Problem details: Write out each record again exactly as it stands.
***** Extracted information
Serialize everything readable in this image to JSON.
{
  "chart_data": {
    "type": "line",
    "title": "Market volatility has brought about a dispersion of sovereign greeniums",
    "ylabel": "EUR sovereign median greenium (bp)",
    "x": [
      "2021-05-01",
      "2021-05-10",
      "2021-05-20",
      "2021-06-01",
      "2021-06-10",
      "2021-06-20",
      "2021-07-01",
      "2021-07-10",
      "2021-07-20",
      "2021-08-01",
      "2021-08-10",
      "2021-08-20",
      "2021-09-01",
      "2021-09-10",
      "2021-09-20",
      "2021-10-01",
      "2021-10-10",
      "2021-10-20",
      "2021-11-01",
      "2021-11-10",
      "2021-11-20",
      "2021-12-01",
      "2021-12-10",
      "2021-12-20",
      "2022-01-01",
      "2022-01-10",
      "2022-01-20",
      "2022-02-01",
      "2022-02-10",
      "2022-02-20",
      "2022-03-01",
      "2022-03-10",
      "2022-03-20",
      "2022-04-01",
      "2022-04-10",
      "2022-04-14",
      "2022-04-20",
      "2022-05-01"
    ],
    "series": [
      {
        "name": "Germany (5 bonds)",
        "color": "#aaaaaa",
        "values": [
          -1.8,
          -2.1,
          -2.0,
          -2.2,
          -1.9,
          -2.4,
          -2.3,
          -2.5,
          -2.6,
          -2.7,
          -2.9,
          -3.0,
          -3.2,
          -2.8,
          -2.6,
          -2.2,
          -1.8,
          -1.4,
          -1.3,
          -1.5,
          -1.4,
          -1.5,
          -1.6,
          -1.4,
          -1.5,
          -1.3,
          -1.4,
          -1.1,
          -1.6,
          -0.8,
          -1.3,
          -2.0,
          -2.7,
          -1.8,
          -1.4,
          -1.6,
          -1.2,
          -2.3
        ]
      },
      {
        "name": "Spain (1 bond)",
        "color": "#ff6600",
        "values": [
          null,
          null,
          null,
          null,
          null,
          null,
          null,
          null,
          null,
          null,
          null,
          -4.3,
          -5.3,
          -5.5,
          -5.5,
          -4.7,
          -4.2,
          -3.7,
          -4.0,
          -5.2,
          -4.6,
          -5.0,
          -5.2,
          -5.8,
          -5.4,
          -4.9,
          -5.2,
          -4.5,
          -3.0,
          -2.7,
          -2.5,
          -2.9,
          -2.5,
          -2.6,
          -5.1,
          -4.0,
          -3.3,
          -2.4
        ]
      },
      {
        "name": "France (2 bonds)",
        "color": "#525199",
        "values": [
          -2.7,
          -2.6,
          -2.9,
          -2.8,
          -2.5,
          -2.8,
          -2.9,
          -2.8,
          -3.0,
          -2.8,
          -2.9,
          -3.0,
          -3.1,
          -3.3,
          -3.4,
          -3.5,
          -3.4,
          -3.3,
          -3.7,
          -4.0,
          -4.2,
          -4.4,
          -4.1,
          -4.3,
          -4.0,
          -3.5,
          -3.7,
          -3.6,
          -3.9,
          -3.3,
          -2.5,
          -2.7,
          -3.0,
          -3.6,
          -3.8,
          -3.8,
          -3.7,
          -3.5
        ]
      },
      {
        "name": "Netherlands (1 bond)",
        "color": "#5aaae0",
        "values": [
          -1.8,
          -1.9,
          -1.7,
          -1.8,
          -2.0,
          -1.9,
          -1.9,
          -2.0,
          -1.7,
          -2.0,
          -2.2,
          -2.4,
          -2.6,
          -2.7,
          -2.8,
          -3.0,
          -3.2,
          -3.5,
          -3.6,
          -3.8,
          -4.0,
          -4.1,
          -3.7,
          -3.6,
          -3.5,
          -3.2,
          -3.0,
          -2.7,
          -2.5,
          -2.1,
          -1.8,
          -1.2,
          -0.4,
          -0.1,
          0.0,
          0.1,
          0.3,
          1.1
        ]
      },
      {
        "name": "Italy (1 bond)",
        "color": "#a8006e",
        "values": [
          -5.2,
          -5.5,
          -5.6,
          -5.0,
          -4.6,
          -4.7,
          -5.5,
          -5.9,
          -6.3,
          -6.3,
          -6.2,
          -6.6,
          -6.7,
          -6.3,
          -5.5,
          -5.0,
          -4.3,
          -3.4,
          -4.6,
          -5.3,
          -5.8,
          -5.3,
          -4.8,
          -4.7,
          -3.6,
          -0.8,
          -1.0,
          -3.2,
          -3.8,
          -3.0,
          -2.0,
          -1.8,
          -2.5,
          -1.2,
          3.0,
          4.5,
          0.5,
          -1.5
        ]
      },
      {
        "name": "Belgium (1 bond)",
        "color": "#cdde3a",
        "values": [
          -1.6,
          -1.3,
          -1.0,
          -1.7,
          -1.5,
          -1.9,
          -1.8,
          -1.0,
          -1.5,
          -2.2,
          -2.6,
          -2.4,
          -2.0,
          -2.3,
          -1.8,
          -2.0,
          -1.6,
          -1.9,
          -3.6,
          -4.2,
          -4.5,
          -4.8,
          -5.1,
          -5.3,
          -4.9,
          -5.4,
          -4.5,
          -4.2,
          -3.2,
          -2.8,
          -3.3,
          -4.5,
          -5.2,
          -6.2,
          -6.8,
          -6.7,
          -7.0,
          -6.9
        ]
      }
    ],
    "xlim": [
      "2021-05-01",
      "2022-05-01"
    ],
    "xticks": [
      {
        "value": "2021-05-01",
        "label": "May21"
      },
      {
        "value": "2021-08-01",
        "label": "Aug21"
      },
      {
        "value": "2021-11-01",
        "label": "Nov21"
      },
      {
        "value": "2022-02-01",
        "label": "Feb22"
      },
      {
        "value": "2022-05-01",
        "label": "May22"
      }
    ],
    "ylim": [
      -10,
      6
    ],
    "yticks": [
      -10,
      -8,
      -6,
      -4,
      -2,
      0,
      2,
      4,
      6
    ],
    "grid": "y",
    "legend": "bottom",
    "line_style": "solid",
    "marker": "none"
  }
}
**********
Worked solution:
Serialize everything readable in this image to JSON.
{
  "chart_data": {
    "type": "line",
    "title": "Market volatility has brought about a dispersion of sovereign greeniums",
    "ylabel": "EUR sovereign median greenium (bp)",
    "x": [
      "2021-05-01",
      "2021-05-10",
      "2021-05-20",
      "2021-06-01",
      "2021-06-10",
      "2021-06-20",
      "2021-07-01",
      "2021-07-10",
      "2021-07-20",
      "2021-08-01",
      "2021-08-10",
      "2021-08-20",
      "2021-09-01",
      "2021-09-10",
      "2021-09-20",
      "2021-10-01",
      "2021-10-10",
      "2021-10-20",
      "2021-11-01",
      "2021-11-10",
      "2021-11-20",
      "2021-12-01",
      "2021-12-10",
      "2021-12-20",
      "2022-01-01",
      "2022-01-10",
      "2022-01-20",
      "2022-02-01",
      "2022-02-10",
      "2022-02-20",
      "2022-03-01",
      "2022-03-10",
      "2022-03-20",
      "2022-04-01",
      "2022-04-10",
      "2022-04-14",
      "2022-04-20",
      "2022-05-01"
    ],
    "series": [
      {
        "name": "Germany (5 bonds)",
        "color": "#aaaaaa",
        "values": [
          -1.8,
          -2.1,
          -2.0,
          -2.2,
          -1.9,
          -2.4,
          -2.3,
          -2.5,
          -2.6,
          -2.7,
          -2.9,
          -3.0,
          -3.2,
          -2.8,
          -2.6,
          -2.2,
          -1.8,
          -1.4,
          -1.3,
          -1.5,
          -1.4,
          -1.5,
          -1.6,
          -1.4,
          -1.5,
          -1.3,
          -1.4,
          -1.1,
          -1.6,
          -0.8,
          -1.3,
          -2.0,
          -2.7,
          -1.8,
          -1.4,
          -1.6,
          -1.2,
          -2.3
        ]
      },
      {
        "name": "Spain (1 bond)",
        "color": "#ff6600",
        "values": [
          null,
          null,
          null,
          null,
          null,
          null,
          null,
          null,
          null,
          null,
          null,
          -4.3,
          -5.3,
          -5.5,
          -5.5,
          -4.7,
          -4.2,
          -3.7,
          -4.0,
          -5.2,
          -4.6,
          -5.0,
          -5.2,
          -5.8,
          -5.4,
          -4.9,
          -5.2,
          -4.5,
          -3.0,
          -2.7,
          -2.5,
          -2.9,
          -2.5,
          -2.6,
          -5.1,
          -4.0,
          -3.3,
          -2.4
        ]
      },
      {
        "name": "France (2 bonds)",
        "color": "#525199",
        "values": [
          -2.7,
          -2.6,
          -2.9,
          -2.8,
          -2.5,
          -2.8,
          -2.9,
          -2.8,
          -3.0,
          -2.8,
          -2.9,
          -3.0,
          -3.1,
          -3.3,
          -3.4,
          -3.5,
          -3.4,
          -3.3,
          -3.7,
          -4.0,
          -4.2,
          -4.4,
          -4.1,
          -4.3,
          -4.0,
          -3.5,
          -3.7,
          -3.6,
          -3.9,
          -3.3,
          -2.5,
          -2.7,
          -3.0,
          -3.6,
          -3.8,
          -3.8,
          -3.7,
          -3.5
        ]
      },
      {
        "name": "Netherlands (1 bond)",
        "color": "#5aaae0",
        "values": [
          -1.8,
          -1.9,
          -1.7,
          -1.8,
          -2.0,
          -1.9,
          -1.9,
          -2.0,
          -1.7,
          -2.0,
          -2.2,
          -2.4,
          -2.6,
          -2.7,
          -2.8,
          -3.0,
          -3.2,
          -3.5,
          -3.6,
          -3.8,
          -4.0,
          -4.1,
          -3.7,
          -3.6,
          -3.5,
          -3.2,
          -3.0,
          -2.7,
          -2.5,
          -2.1,
          -1.8,
          -1.2,
          -0.4,
          -0.1,
          0.0,
          0.1,
          0.3,
          1.1
        ]
      },
      {
        "name": "Italy (1 bond)",
        "color": "#a8006e",
        "values": [
          -5.2,
          -5.5,
          -5.6,
          -5.0,
          -4.6,
          -4.7,
          -5.5,
          -5.9,
          -6.3,
          -6.3,
          -6.2,
          -6.6,
          -6.7,
          -6.3,
          -5.5,
          -5.0,
          -4.3,
          -3.4,
          -4.6,
          -5.3,
          -5.8,
          -5.3,
          -4.8,
          -4.7,
          -3.6,
          -0.8,
          -1.0,
          -3.2,
          -3.8,
          -3.0,
          -2.0,
          -1.8,
          -2.5,
          -1.2,
          3.0,
          4.5,
          0.5,
          -1.5
        ]
      },
      {
        "name": "Belgium (1 bond)",
        "color": "#cdde3a",
        "values": [
          -1.6,
          -1.3,
          -1.0,
          -1.7,
          -1.5,
          -1.9,
          -1.8,
          -1.0,
          -1.5,
          -2.2,
          -2.6,
          -2.4,
          -2.0,
          -2.3,
          -1.8,
          -2.0,
          -1.6,
          -1.9,
          -3.6,
          -4.2,
          -4.5,
          -4.8,
          -5.1,
          -5.3,
          -4.9,
          -5.4,
          -4.5,
          -4.2,
          -3.2,
          -2.8,
          -3.3,
          -4.5,
          -5.2,
          -6.2,
          -6.8,
          -6.7,
          -7.0,
          -6.9
        ]
      }
    ],
    "xlim": [
      "2021-05-01",
      "2022-05-01"
    ],
    "xticks": [
      {
        "value": "2021-05-01",
        "label": "May21"
      },
      {
        "value": "2021-08-01",
        "label": "Aug21"
      },
      {
        "value": "2021-11-01",
        "label": "Nov21"
      },
      {
        "value": "2022-02-01",
        "label": "Feb22"
      },
      {
        "value": "2022-05-01",
        "label": "May22"
      }
    ],
    "ylim": [
      -10,
      6
    ],
    "yticks": [
      -10,
      -8,
      -6,
      -4,
      -2,
      0,
      2,
      4,
      6
    ],
    "grid": "y",
    "legend": "bottom",
    "line_style": "solid",
    "marker": "none"
  }
}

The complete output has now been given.